「list all visible」を含む行から「resistor R11 (86, 26, 91, 38)」を含む行までを、「wire」を「trace」に変え、ほかは一切変えずに書き出しなさい。

── 抽出データ

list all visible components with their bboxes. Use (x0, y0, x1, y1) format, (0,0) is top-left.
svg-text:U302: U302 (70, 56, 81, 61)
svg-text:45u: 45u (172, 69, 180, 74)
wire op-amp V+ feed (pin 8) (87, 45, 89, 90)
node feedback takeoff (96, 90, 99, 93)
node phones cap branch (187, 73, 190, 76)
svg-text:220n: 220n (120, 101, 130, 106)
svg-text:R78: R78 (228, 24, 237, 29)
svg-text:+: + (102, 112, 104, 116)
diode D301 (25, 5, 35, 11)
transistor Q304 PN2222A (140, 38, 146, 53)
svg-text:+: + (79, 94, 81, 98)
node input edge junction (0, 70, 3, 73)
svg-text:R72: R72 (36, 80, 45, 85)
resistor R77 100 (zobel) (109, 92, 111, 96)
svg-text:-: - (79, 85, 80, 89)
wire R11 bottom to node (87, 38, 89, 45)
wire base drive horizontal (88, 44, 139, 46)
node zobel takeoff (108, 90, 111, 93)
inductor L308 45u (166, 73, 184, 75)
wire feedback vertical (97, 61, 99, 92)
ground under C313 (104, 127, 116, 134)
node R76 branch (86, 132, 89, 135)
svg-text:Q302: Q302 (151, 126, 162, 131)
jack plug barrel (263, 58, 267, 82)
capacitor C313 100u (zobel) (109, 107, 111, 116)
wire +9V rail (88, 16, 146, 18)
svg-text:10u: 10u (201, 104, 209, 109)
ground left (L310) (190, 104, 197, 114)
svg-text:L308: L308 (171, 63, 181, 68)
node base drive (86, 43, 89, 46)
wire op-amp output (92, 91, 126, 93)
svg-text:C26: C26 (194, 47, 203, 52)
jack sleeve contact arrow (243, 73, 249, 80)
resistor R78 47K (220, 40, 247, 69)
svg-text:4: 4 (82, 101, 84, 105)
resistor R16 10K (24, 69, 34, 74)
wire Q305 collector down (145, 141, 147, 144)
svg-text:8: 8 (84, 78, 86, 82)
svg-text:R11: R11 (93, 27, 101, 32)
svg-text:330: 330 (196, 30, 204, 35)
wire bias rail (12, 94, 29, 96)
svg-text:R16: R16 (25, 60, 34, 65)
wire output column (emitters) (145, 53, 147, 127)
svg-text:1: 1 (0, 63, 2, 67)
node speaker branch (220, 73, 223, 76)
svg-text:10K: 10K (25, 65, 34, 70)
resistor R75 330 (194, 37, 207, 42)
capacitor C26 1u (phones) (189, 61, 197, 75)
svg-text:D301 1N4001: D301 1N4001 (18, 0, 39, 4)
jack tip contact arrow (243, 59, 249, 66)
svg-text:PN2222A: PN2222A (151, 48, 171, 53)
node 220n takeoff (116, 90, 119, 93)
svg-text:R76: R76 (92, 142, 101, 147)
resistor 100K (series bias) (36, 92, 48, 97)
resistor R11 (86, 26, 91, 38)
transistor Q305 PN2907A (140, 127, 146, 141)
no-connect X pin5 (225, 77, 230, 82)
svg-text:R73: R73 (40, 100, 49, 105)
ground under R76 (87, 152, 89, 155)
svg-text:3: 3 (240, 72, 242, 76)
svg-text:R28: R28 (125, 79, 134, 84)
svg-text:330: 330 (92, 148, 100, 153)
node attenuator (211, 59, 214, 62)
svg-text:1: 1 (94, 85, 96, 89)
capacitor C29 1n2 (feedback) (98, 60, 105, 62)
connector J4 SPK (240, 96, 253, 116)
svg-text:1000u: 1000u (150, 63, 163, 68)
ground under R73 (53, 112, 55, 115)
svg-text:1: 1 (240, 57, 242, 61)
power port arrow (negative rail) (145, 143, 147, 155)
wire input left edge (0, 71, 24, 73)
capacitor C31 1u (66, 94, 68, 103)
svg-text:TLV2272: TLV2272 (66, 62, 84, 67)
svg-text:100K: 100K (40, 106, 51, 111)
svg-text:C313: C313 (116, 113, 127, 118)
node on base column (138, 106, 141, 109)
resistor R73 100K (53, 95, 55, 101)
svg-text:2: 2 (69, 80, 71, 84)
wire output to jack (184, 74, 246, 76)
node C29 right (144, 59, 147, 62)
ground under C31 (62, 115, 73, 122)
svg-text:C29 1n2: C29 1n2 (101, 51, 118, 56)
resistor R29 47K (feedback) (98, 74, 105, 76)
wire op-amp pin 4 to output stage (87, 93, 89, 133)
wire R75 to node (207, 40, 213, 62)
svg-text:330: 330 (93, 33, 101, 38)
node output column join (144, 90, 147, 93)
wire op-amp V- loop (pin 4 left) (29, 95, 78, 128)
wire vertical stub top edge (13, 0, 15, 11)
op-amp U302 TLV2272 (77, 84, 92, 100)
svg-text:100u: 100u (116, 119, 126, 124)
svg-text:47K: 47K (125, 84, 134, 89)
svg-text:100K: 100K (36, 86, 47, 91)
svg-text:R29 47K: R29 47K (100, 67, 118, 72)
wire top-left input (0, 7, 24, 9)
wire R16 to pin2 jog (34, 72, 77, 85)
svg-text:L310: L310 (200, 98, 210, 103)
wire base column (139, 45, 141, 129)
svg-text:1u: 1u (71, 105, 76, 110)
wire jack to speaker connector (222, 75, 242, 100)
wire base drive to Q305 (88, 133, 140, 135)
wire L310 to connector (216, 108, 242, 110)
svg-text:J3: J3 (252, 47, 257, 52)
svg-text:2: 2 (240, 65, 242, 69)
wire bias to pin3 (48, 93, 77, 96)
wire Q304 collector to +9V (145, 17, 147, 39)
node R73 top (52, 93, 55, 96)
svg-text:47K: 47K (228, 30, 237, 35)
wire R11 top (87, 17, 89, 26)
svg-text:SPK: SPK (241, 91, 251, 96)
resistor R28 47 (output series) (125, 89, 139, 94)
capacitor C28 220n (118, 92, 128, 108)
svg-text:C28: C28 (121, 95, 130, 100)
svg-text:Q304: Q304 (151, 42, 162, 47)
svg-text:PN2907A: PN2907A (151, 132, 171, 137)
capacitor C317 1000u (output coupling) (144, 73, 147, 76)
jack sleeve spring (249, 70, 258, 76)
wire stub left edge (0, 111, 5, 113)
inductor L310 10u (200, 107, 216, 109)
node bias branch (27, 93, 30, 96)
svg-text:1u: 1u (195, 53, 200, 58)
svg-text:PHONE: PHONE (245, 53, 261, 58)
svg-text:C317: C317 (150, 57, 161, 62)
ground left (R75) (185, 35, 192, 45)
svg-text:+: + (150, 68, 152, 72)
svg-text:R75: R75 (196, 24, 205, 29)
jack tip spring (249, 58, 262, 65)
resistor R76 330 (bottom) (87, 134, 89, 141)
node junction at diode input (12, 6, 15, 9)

────
── 抽出データ

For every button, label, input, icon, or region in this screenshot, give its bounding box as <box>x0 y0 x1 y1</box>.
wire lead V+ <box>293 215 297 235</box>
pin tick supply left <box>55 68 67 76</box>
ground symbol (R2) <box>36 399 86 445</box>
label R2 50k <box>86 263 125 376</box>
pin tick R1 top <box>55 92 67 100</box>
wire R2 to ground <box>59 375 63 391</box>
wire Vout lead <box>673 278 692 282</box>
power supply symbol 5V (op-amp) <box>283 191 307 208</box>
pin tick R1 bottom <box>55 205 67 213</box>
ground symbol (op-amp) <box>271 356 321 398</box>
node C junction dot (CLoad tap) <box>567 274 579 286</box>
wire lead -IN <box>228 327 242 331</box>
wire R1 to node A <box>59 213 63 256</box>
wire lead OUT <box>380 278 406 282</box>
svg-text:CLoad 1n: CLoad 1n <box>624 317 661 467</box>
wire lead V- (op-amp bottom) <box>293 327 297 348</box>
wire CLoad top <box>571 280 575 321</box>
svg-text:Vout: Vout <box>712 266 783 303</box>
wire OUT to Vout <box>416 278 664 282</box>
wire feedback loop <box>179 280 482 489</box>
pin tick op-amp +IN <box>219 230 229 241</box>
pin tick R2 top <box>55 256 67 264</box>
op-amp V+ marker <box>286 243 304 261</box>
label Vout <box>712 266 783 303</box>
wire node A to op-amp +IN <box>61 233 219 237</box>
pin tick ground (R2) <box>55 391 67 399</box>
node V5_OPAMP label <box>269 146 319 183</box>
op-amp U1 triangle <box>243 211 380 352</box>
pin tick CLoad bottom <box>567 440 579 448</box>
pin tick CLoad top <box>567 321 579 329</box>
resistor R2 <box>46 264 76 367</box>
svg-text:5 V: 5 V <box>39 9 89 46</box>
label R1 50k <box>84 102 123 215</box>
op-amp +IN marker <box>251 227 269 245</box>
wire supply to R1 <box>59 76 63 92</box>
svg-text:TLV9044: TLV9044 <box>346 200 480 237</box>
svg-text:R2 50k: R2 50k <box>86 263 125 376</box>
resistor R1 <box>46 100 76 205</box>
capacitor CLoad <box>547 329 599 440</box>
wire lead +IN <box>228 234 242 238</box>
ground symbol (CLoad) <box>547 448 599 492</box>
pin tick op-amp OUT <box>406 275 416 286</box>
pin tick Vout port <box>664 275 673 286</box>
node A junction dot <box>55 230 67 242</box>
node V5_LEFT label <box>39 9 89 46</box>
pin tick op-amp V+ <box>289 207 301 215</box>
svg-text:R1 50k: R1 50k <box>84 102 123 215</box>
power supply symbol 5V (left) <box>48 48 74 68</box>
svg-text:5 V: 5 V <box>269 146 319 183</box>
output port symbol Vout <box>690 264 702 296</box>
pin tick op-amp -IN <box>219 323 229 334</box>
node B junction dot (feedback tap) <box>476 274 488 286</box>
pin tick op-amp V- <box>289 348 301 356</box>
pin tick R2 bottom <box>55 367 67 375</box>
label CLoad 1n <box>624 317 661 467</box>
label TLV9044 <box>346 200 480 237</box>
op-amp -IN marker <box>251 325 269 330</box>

────

§ **解答**
list all visible components with their bboxes. Use (x0, y0, x1, y1) format, (0,0) is top-left.
svg-text:U302: U302 (70, 56, 81, 61)
svg-text:45u: 45u (172, 69, 180, 74)
trace op-amp V+ feed (pin 8) (87, 45, 89, 90)
node feedback takeoff (96, 90, 99, 93)
node phones cap branch (187, 73, 190, 76)
svg-text:220n: 220n (120, 101, 130, 106)
svg-text:R78: R78 (228, 24, 237, 29)
svg-text:+: + (102, 112, 104, 116)
diode D301 (25, 5, 35, 11)
transistor Q304 PN2222A (140, 38, 146, 53)
svg-text:+: + (79, 94, 81, 98)
node input edge junction (0, 70, 3, 73)
svg-text:R72: R72 (36, 80, 45, 85)
resistor R77 100 (zobel) (109, 92, 111, 96)
svg-text:-: - (79, 85, 80, 89)
trace R11 bottom to node (87, 38, 89, 45)
trace base drive horizontal (88, 44, 139, 46)
node zobel takeoff (108, 90, 111, 93)
inductor L308 45u (166, 73, 184, 75)
trace feedback vertical (97, 61, 99, 92)
ground under C313 (104, 127, 116, 134)
node R76 branch (86, 132, 89, 135)
svg-text:Q302: Q302 (151, 126, 162, 131)
jack plug barrel (263, 58, 267, 82)
capacitor C313 100u (zobel) (109, 107, 111, 116)
trace +9V rail (88, 16, 146, 18)
svg-text:10u: 10u (201, 104, 209, 109)
ground left (L310) (190, 104, 197, 114)
svg-text:L308: L308 (171, 63, 181, 68)
node base drive (86, 43, 89, 46)
trace op-amp output (92, 91, 126, 93)
svg-text:C26: C26 (194, 47, 203, 52)
jack sleeve contact arrow (243, 73, 249, 80)
resistor R78 47K (220, 40, 247, 69)
svg-text:4: 4 (82, 101, 84, 105)
resistor R16 10K (24, 69, 34, 74)
trace Q305 collector down (145, 141, 147, 144)
svg-text:8: 8 (84, 78, 86, 82)
svg-text:R11: R11 (93, 27, 101, 32)
svg-text:330: 330 (196, 30, 204, 35)
trace bias rail (12, 94, 29, 96)
svg-text:R16: R16 (25, 60, 34, 65)
trace output column (emitters) (145, 53, 147, 127)
svg-text:1: 1 (0, 63, 2, 67)
node speaker branch (220, 73, 223, 76)
svg-text:10K: 10K (25, 65, 34, 70)
resistor R75 330 (194, 37, 207, 42)
capacitor C26 1u (phones) (189, 61, 197, 75)
svg-text:D301 1N4001: D301 1N4001 (18, 0, 39, 4)
jack tip contact arrow (243, 59, 249, 66)
svg-text:PN2222A: PN2222A (151, 48, 171, 53)
node 220n takeoff (116, 90, 119, 93)
svg-text:R76: R76 (92, 142, 101, 147)
resistor 100K (series bias) (36, 92, 48, 97)
resistor R11 (86, 26, 91, 38)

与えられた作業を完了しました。